(Stored dataset items)

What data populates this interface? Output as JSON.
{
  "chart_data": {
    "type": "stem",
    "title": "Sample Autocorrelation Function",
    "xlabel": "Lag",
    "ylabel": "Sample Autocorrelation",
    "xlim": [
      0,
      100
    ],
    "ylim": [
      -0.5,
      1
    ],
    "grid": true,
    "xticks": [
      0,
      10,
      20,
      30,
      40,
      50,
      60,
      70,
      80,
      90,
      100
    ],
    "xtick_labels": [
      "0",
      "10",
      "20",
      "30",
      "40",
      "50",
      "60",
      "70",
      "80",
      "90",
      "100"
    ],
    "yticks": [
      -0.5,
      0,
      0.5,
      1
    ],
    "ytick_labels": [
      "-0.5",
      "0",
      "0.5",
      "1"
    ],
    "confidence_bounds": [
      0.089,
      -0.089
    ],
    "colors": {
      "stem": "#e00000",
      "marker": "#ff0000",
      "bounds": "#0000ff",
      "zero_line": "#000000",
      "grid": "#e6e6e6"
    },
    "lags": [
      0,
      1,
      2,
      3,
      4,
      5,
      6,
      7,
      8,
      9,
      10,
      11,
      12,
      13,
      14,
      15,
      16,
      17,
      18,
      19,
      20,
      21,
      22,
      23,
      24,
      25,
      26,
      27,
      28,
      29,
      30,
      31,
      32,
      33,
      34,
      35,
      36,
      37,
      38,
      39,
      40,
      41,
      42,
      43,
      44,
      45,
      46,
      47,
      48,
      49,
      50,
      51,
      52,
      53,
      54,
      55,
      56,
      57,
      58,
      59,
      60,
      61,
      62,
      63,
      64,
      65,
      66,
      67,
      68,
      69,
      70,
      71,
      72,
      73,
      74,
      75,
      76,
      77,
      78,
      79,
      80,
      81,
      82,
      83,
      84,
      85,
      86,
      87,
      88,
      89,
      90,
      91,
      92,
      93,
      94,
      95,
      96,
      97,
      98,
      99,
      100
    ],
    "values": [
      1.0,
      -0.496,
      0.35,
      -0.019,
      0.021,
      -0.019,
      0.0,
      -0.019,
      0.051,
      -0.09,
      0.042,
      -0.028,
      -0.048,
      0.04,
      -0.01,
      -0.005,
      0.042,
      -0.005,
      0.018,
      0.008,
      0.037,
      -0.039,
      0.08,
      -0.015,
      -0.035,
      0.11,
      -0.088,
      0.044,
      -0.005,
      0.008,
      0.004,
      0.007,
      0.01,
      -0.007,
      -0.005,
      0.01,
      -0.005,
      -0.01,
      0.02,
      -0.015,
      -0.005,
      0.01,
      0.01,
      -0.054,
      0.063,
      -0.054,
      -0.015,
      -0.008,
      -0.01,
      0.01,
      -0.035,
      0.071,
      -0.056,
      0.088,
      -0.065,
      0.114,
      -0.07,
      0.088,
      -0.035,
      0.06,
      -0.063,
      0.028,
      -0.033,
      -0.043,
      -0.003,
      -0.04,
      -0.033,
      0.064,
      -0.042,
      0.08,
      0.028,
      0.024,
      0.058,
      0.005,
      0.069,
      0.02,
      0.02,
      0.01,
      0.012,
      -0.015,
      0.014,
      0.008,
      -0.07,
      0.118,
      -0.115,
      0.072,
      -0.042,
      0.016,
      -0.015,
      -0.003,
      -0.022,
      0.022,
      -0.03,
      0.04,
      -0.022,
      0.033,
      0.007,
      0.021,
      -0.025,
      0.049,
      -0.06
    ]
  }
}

## What is expected:
All of the material must be reproduced exactly.

## Written solution:
What data populates this interface? Output as JSON.
{
  "chart_data": {
    "type": "stem",
    "title": "Sample Autocorrelation Function",
    "xlabel": "Lag",
    "ylabel": "Sample Autocorrelation",
    "xlim": [
      0,
      100
    ],
    "ylim": [
      -0.5,
      1
    ],
    "grid": true,
    "xticks": [
      0,
      10,
      20,
      30,
      40,
      50,
      60,
      70,
      80,
      90,
      100
    ],
    "xtick_labels": [
      "0",
      "10",
      "20",
      "30",
      "40",
      "50",
      "60",
      "70",
      "80",
      "90",
      "100"
    ],
    "yticks": [
      -0.5,
      0,
      0.5,
      1
    ],
    "ytick_labels": [
      "-0.5",
      "0",
      "0.5",
      "1"
    ],
    "confidence_bounds": [
      0.089,
      -0.089
    ],
    "colors": {
      "stem": "#e00000",
      "marker": "#ff0000",
      "bounds": "#0000ff",
      "zero_line": "#000000",
      "grid": "#e6e6e6"
    },
    "lags": [
      0,
      1,
      2,
      3,
      4,
      5,
      6,
      7,
      8,
      9,
      10,
      11,
      12,
      13,
      14,
      15,
      16,
      17,
      18,
      19,
      20,
      21,
      22,
      23,
      24,
      25,
      26,
      27,
      28,
      29,
      30,
      31,
      32,
      33,
      34,
      35,
      36,
      37,
      38,
      39,
      40,
      41,
      42,
      43,
      44,
      45,
      46,
      47,
      48,
      49,
      50,
      51,
      52,
      53,
      54,
      55,
      56,
      57,
      58,
      59,
      60,
      61,
      62,
      63,
      64,
      65,
      66,
      67,
      68,
      69,
      70,
      71,
      72,
      73,
      74,
      75,
      76,
      77,
      78,
      79,
      80,
      81,
      82,
      83,
      84,
      85,
      86,
      87,
      88,
      89,
      90,
      91,
      92,
      93,
      94,
      95,
      96,
      97,
      98,
      99,
      100
    ],
    "values": [
      1.0,
      -0.496,
      0.35,
      -0.019,
      0.021,
      -0.019,
      0.0,
      -0.019,
      0.051,
      -0.09,
      0.042,
      -0.028,
      -0.048,
      0.04,
      -0.01,
      -0.005,
      0.042,
      -0.005,
      0.018,
      0.008,
      0.037,
      -0.039,
      0.08,
      -0.015,
      -0.035,
      0.11,
      -0.088,
      0.044,
      -0.005,
      0.008,
      0.004,
      0.007,
      0.01,
      -0.007,
      -0.005,
      0.01,
      -0.005,
      -0.01,
      0.02,
      -0.015,
      -0.005,
      0.01,
      0.01,
      -0.054,
      0.063,
      -0.054,
      -0.015,
      -0.008,
      -0.01,
      0.01,
      -0.035,
      0.071,
      -0.056,
      0.088,
      -0.065,
      0.114,
      -0.07,
      0.088,
      -0.035,
      0.06,
      -0.063,
      0.028,
      -0.033,
      -0.043,
      -0.003,
      -0.04,
      -0.033,
      0.064,
      -0.042,
      0.08,
      0.028,
      0.024,
      0.058,
      0.005,
      0.069,
      0.02,
      0.02,
      0.01,
      0.012,
      -0.015,
      0.014,
      0.008,
      -0.07,
      0.118,
      -0.115,
      0.072,
      -0.042,
      0.016,
      -0.015,
      -0.003,
      -0.022,
      0.022,
      -0.03,
      0.04,
      -0.022,
      0.033,
      0.007,
      0.021,
      -0.025,
      0.049,
      -0.06
    ]
  }
}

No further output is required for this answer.